Aim of the task:
Please output every line of the material as it stands, without the pictures.

[Dataset items]

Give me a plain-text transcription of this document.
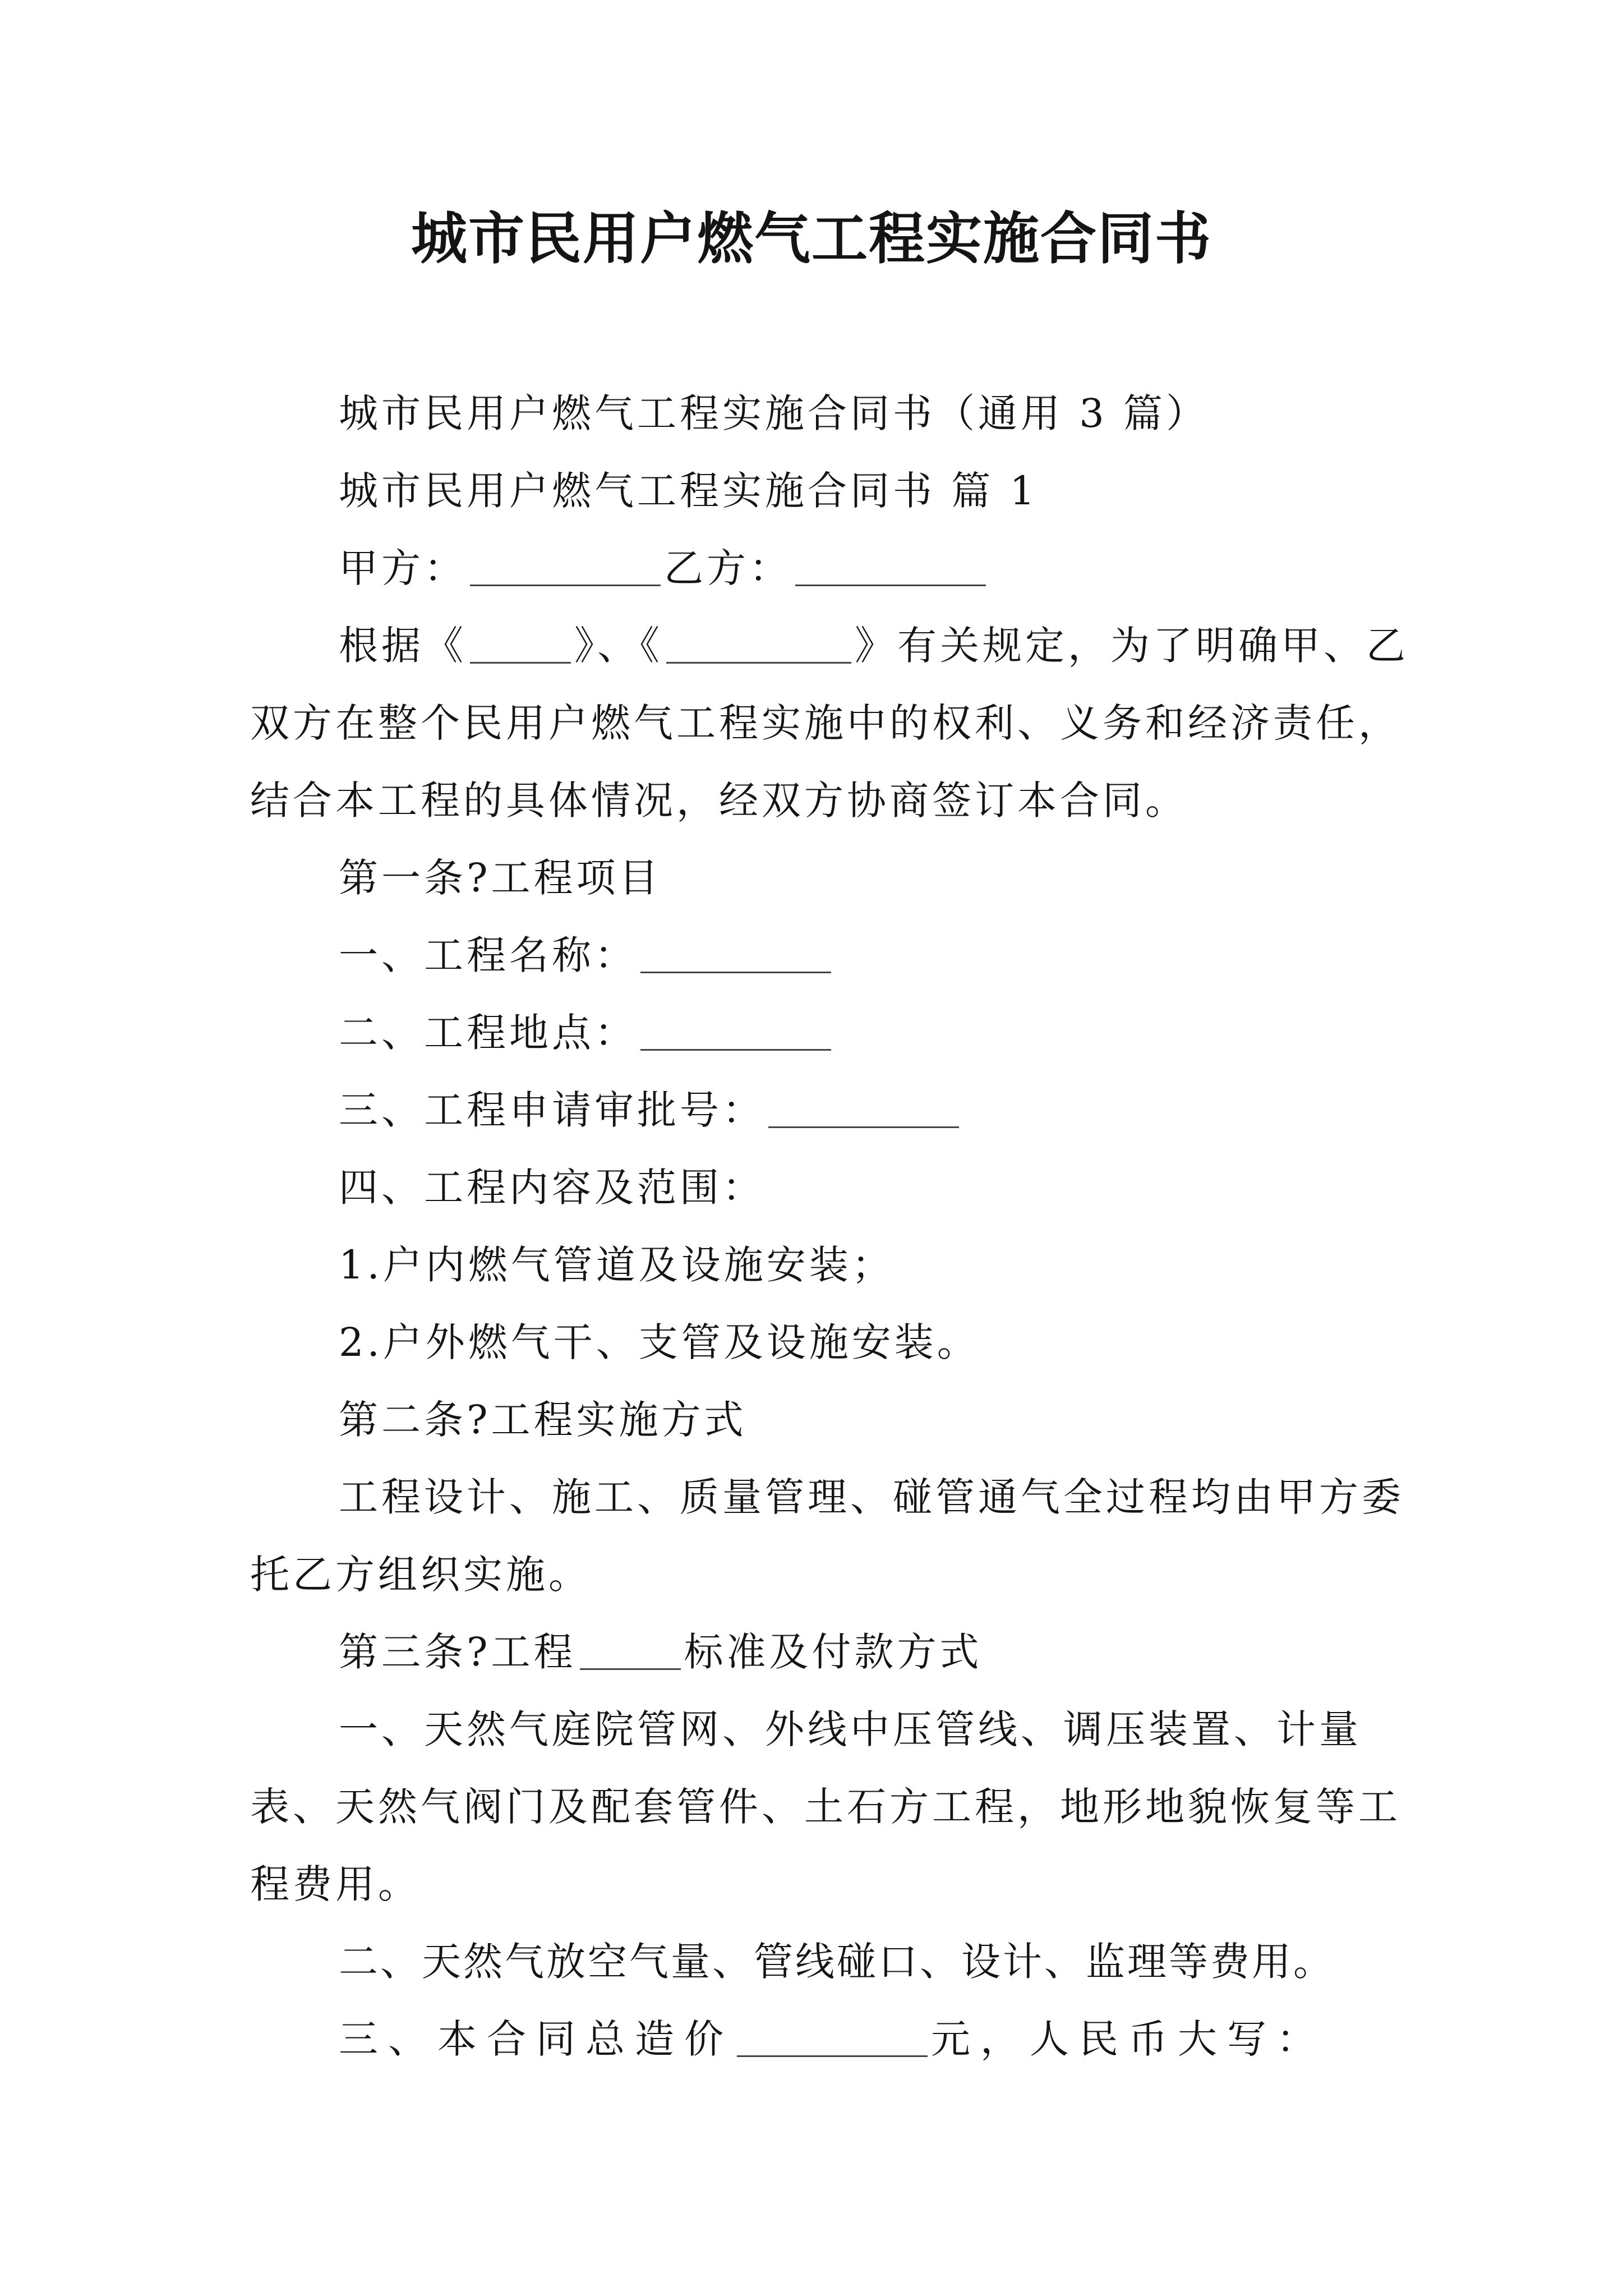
城市民用户燃气工程实施合同书

城市民用户燃气工程实施合同书（通用 3 篇）

城市民用户燃气工程实施合同书 篇 1

甲方：	乙方：

根据《	》、《	》有关规定，为了明确甲、乙双方在整个民用户燃气工程实施中的权利、义务和经济责任，结合本工程的具体情况，经双方协商签订本合同。

第一条?工程项目

一、工程名称：

二、工程地点：

三、工程申请审批号：

四、工程内容及范围：

1.户内燃气管道及设施安装；

2.户外燃气干、支管及设施安装。

第二条?工程实施方式

工程设计、施工、质量管理、碰管通气全过程均由甲方委托乙方组织实施。

第三条?工程	标准及付款方式

一、天然气庭院管网、外线中压管线、调压装置、计量表、天然气阀门及配套管件、土石方工程，地形地貌恢复等工程费用。

二、天然气放空气量、管线碰口、设计、监理等费用。

三、本合同总造价	元，人民币大写：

Worked solution:
Give me a plain-text transcription of this document.
城市民用户燃气工程实施合同书

城市民用户燃气工程实施合同书（通用 3 篇）

城市民用户燃气工程实施合同书 篇 1

甲方：	乙方：

根据《	》、《	》有关规定，为了明确甲、乙双方在整个民用户燃气工程实施中的权利、义务和经济责任，结合本工程的具体情况，经双方协商签订本合同。

第一条?工程项目

一、工程名称：

二、工程地点：

三、工程申请审批号：

四、工程内容及范围：

1.户内燃气管道及设施安装；

2.户外燃气干、支管及设施安装。

第二条?工程实施方式

工程设计、施工、质量管理、碰管通气全过程均由甲方委托乙方组织实施。

第三条?工程	标准及付款方式

一、天然气庭院管网、外线中压管线、调压装置、计量表、天然气阀门及配套管件、土石方工程，地形地貌恢复等工程费用。

二、天然气放空气量、管线碰口、设计、监理等费用。

三、本合同总造价	元，人民币大写：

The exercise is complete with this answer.